Write the entries out again. Every character must match.

*** Opening EXTRACTED MATERIAL ***

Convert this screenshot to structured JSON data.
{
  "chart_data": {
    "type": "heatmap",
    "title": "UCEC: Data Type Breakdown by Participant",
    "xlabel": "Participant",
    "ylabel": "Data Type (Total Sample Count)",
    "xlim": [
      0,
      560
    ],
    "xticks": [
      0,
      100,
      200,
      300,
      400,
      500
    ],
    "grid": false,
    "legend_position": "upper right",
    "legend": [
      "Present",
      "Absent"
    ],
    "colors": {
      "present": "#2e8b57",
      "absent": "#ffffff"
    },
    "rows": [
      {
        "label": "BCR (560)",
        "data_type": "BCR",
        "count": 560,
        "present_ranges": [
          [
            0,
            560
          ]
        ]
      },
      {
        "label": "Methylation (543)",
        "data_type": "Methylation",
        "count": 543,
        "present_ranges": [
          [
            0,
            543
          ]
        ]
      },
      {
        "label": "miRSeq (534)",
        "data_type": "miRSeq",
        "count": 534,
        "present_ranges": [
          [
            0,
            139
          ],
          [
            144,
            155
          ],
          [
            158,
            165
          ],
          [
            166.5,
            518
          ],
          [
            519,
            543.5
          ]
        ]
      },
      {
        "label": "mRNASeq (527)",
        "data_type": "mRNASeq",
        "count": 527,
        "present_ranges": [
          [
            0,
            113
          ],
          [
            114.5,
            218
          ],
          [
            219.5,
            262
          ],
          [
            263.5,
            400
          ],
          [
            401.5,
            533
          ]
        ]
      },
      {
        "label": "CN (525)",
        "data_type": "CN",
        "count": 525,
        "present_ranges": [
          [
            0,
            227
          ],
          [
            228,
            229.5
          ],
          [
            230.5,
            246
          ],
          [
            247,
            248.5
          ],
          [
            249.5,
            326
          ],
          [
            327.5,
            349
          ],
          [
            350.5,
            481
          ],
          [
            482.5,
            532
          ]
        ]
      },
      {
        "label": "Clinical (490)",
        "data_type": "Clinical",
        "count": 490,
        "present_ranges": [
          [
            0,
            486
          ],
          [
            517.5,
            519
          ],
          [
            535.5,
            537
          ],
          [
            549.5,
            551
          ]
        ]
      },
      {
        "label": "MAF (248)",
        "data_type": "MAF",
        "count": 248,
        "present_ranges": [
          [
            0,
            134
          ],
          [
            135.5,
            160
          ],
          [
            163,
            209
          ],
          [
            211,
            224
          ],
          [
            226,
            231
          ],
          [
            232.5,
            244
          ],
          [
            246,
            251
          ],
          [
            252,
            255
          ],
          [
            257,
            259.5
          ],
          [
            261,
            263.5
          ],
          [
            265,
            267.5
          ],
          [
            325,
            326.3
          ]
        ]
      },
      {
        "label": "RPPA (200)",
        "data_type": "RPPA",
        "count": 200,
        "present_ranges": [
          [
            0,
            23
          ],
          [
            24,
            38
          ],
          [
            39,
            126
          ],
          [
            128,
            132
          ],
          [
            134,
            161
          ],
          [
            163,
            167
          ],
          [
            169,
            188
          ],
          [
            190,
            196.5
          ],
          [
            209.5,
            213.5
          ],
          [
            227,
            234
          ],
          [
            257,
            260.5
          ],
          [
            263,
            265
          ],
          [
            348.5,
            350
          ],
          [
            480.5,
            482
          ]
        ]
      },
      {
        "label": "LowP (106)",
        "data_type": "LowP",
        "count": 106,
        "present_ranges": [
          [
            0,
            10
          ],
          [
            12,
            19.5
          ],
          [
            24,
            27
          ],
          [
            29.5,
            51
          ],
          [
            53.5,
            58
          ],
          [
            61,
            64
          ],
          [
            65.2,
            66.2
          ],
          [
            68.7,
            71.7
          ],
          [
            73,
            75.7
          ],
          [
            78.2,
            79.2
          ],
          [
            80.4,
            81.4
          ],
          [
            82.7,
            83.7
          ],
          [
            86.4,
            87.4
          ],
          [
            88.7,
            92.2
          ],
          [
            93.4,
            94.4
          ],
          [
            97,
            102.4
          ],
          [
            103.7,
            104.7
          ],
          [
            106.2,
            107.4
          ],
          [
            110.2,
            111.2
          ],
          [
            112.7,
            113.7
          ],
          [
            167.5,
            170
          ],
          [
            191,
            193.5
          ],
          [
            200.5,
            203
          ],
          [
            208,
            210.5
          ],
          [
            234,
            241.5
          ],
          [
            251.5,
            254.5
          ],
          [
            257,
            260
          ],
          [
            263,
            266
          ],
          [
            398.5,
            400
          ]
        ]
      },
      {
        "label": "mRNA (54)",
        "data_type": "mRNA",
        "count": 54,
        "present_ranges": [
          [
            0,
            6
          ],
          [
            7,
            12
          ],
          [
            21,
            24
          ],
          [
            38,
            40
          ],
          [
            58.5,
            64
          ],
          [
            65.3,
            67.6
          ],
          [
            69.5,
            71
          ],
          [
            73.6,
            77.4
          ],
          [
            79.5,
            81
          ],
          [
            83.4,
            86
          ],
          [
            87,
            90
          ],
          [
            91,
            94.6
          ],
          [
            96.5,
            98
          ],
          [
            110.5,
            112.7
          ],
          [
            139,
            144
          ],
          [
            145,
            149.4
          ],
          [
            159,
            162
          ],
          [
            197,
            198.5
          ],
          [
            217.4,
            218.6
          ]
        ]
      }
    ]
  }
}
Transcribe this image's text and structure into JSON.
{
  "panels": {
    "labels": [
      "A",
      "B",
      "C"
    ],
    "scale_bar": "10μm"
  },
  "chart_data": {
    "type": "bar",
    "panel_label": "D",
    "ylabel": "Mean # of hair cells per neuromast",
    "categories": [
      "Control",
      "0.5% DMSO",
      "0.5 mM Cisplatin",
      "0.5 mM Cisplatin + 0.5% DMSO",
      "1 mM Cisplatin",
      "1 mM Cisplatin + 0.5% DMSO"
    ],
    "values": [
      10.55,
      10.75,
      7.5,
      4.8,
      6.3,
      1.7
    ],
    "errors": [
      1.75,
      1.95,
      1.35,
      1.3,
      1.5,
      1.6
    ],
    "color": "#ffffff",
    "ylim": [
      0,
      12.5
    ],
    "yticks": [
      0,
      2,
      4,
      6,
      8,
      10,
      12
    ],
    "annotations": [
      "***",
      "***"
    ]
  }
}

*** Closing EXTRACTED MATERIAL ***

**RESULT OF THIS EXERCISE:**
Convert this screenshot to structured JSON data.
{
  "chart_data": {
    "type": "heatmap",
    "title": "UCEC: Data Type Breakdown by Participant",
    "xlabel": "Participant",
    "ylabel": "Data Type (Total Sample Count)",
    "xlim": [
      0,
      560
    ],
    "xticks": [
      0,
      100,
      200,
      300,
      400,
      500
    ],
    "grid": false,
    "legend_position": "upper right",
    "legend": [
      "Present",
      "Absent"
    ],
    "colors": {
      "present": "#2e8b57",
      "absent": "#ffffff"
    },
    "rows": [
      {
        "label": "BCR (560)",
        "data_type": "BCR",
        "count": 560,
        "present_ranges": [
          [
            0,
            560
          ]
        ]
      },
      {
        "label": "Methylation (543)",
        "data_type": "Methylation",
        "count": 543,
        "present_ranges": [
          [
            0,
            543
          ]
        ]
      },
      {
        "label": "miRSeq (534)",
        "data_type": "miRSeq",
        "count": 534,
        "present_ranges": [
          [
            0,
            139
          ],
          [
            144,
            155
          ],
          [
            158,
            165
          ],
          [
            166.5,
            518
          ],
          [
            519,
            543.5
          ]
        ]
      },
      {
        "label": "mRNASeq (527)",
        "data_type": "mRNASeq",
        "count": 527,
        "present_ranges": [
          [
            0,
            113
          ],
          [
            114.5,
            218
          ],
          [
            219.5,
            262
          ],
          [
            263.5,
            400
          ],
          [
            401.5,
            533
          ]
        ]
      },
      {
        "label": "CN (525)",
        "data_type": "CN",
        "count": 525,
        "present_ranges": [
          [
            0,
            227
          ],
          [
            228,
            229.5
          ],
          [
            230.5,
            246
          ],
          [
            247,
            248.5
          ],
          [
            249.5,
            326
          ],
          [
            327.5,
            349
          ],
          [
            350.5,
            481
          ],
          [
            482.5,
            532
          ]
        ]
      },
      {
        "label": "Clinical (490)",
        "data_type": "Clinical",
        "count": 490,
        "present_ranges": [
          [
            0,
            486
          ],
          [
            517.5,
            519
          ],
          [
            535.5,
            537
          ],
          [
            549.5,
            551
          ]
        ]
      },
      {
        "label": "MAF (248)",
        "data_type": "MAF",
        "count": 248,
        "present_ranges": [
          [
            0,
            134
          ],
          [
            135.5,
            160
          ],
          [
            163,
            209
          ],
          [
            211,
            224
          ],
          [
            226,
            231
          ],
          [
            232.5,
            244
          ],
          [
            246,
            251
          ],
          [
            252,
            255
          ],
          [
            257,
            259.5
          ],
          [
            261,
            263.5
          ],
          [
            265,
            267.5
          ],
          [
            325,
            326.3
          ]
        ]
      },
      {
        "label": "RPPA (200)",
        "data_type": "RPPA",
        "count": 200,
        "present_ranges": [
          [
            0,
            23
          ],
          [
            24,
            38
          ],
          [
            39,
            126
          ],
          [
            128,
            132
          ],
          [
            134,
            161
          ],
          [
            163,
            167
          ],
          [
            169,
            188
          ],
          [
            190,
            196.5
          ],
          [
            209.5,
            213.5
          ],
          [
            227,
            234
          ],
          [
            257,
            260.5
          ],
          [
            263,
            265
          ],
          [
            348.5,
            350
          ],
          [
            480.5,
            482
          ]
        ]
      },
      {
        "label": "LowP (106)",
        "data_type": "LowP",
        "count": 106,
        "present_ranges": [
          [
            0,
            10
          ],
          [
            12,
            19.5
          ],
          [
            24,
            27
          ],
          [
            29.5,
            51
          ],
          [
            53.5,
            58
          ],
          [
            61,
            64
          ],
          [
            65.2,
            66.2
          ],
          [
            68.7,
            71.7
          ],
          [
            73,
            75.7
          ],
          [
            78.2,
            79.2
          ],
          [
            80.4,
            81.4
          ],
          [
            82.7,
            83.7
          ],
          [
            86.4,
            87.4
          ],
          [
            88.7,
            92.2
          ],
          [
            93.4,
            94.4
          ],
          [
            97,
            102.4
          ],
          [
            103.7,
            104.7
          ],
          [
            106.2,
            107.4
          ],
          [
            110.2,
            111.2
          ],
          [
            112.7,
            113.7
          ],
          [
            167.5,
            170
          ],
          [
            191,
            193.5
          ],
          [
            200.5,
            203
          ],
          [
            208,
            210.5
          ],
          [
            234,
            241.5
          ],
          [
            251.5,
            254.5
          ],
          [
            257,
            260
          ],
          [
            263,
            266
          ],
          [
            398.5,
            400
          ]
        ]
      },
      {
        "label": "mRNA (54)",
        "data_type": "mRNA",
        "count": 54,
        "present_ranges": [
          [
            0,
            6
          ],
          [
            7,
            12
          ],
          [
            21,
            24
          ],
          [
            38,
            40
          ],
          [
            58.5,
            64
          ],
          [
            65.3,
            67.6
          ],
          [
            69.5,
            71
          ],
          [
            73.6,
            77.4
          ],
          [
            79.5,
            81
          ],
          [
            83.4,
            86
          ],
          [
            87,
            90
          ],
          [
            91,
            94.6
          ],
          [
            96.5,
            98
          ],
          [
            110.5,
            112.7
          ],
          [
            139,
            144
          ],
          [
            145,
            149.4
          ],
          [
            159,
            162
          ],
          [
            197,
            198.5
          ],
          [
            217.4,
            218.6
          ]
        ]
      }
    ]
  }
}
Transcribe this image's text and structure into JSON.
{
  "panels": {
    "labels": [
      "A",
      "B",
      "C"
    ],
    "scale_bar": "10μm"
  },
  "chart_data": {
    "type": "bar",
    "panel_label": "D",
    "ylabel": "Mean # of hair cells per neuromast",
    "categories": [
      "Control",
      "0.5% DMSO",
      "0.5 mM Cisplatin",
      "0.5 mM Cisplatin + 0.5% DMSO",
      "1 mM Cisplatin",
      "1 mM Cisplatin + 0.5% DMSO"
    ],
    "values": [
      10.55,
      10.75,
      7.5,
      4.8,
      6.3,
      1.7
    ],
    "errors": [
      1.75,
      1.95,
      1.35,
      1.3,
      1.5,
      1.6
    ],
    "color": "#ffffff",
    "ylim": [
      0,
      12.5
    ],
    "yticks": [
      0,
      2,
      4,
      6,
      8,
      10,
      12
    ],
    "annotations": [
      "***",
      "***"
    ]
  }
}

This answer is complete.